§ **Given exercise**:
Repeat every record exactly, but keep images out of the copy.

....

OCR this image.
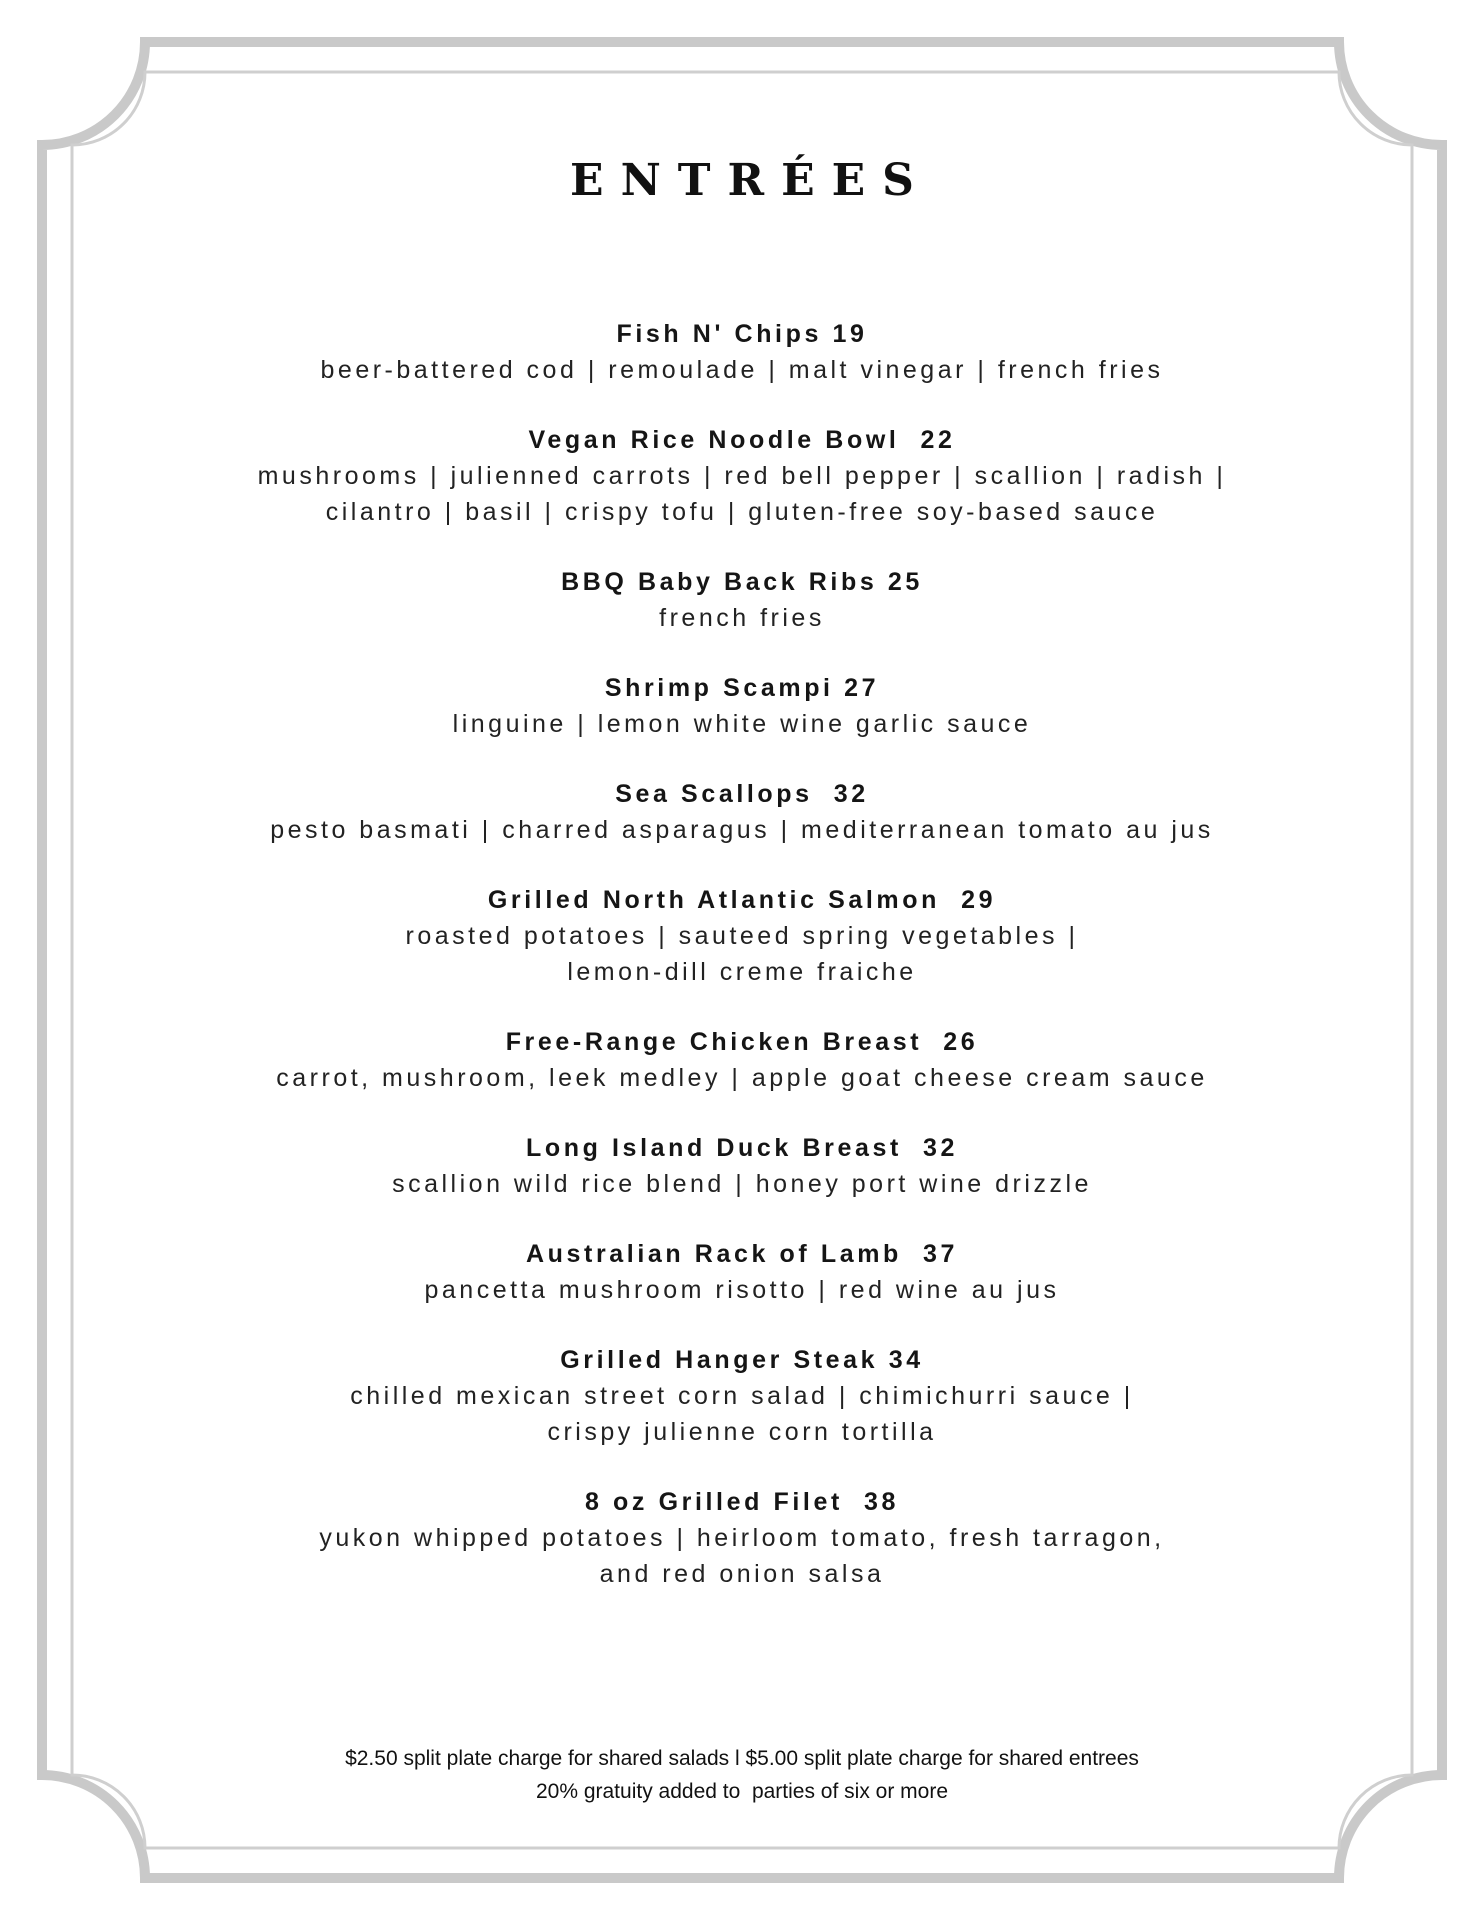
ENTRÉES
Fish N' Chips 19
beer-battered cod | remoulade | malt vinegar | french fries
Vegan Rice Noodle Bowl  22
mushrooms | julienned carrots | red bell pepper | scallion | radish |
cilantro | basil | crispy tofu | gluten-free soy-based sauce
BBQ Baby Back Ribs 25
french fries
Shrimp Scampi 27
linguine | lemon white wine garlic sauce
Sea Scallops  32
pesto basmati | charred asparagus | mediterranean tomato au jus
Grilled North Atlantic Salmon  29
roasted potatoes | sauteed spring vegetables |
lemon-dill creme fraiche
Free-Range Chicken Breast  26
carrot, mushroom, leek medley | apple goat cheese cream sauce
Long Island Duck Breast  32
scallion wild rice blend | honey port wine drizzle
Australian Rack of Lamb  37
pancetta mushroom risotto | red wine au jus
Grilled Hanger Steak 34
chilled mexican street corn salad | chimichurri sauce |
crispy julienne corn tortilla
8 oz Grilled Filet  38
yukon whipped potatoes | heirloom tomato, fresh tarragon,
and red onion salsa
$2.50 split plate charge for shared salads l $5.00 split plate charge for shared entrees
20% gratuity added to  parties of six or more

....

§ **Worked solution**:
OCR this image.
ENTRÉES
Fish N' Chips 19
beer-battered cod | remoulade | malt vinegar | french fries
Vegan Rice Noodle Bowl  22
mushrooms | julienned carrots | red bell pepper | scallion | radish |
cilantro | basil | crispy tofu | gluten-free soy-based sauce
BBQ Baby Back Ribs 25
french fries
Shrimp Scampi 27
linguine | lemon white wine garlic sauce
Sea Scallops  32
pesto basmati | charred asparagus | mediterranean tomato au jus
Grilled North Atlantic Salmon  29
roasted potatoes | sauteed spring vegetables |
lemon-dill creme fraiche
Free-Range Chicken Breast  26
carrot, mushroom, leek medley | apple goat cheese cream sauce
Long Island Duck Breast  32
scallion wild rice blend | honey port wine drizzle
Australian Rack of Lamb  37
pancetta mushroom risotto | red wine au jus
Grilled Hanger Steak 34
chilled mexican street corn salad | chimichurri sauce |
crispy julienne corn tortilla
8 oz Grilled Filet  38
yukon whipped potatoes | heirloom tomato, fresh tarragon,
and red onion salsa
$2.50 split plate charge for shared salads l $5.00 split plate charge for shared entrees
20% gratuity added to  parties of six or more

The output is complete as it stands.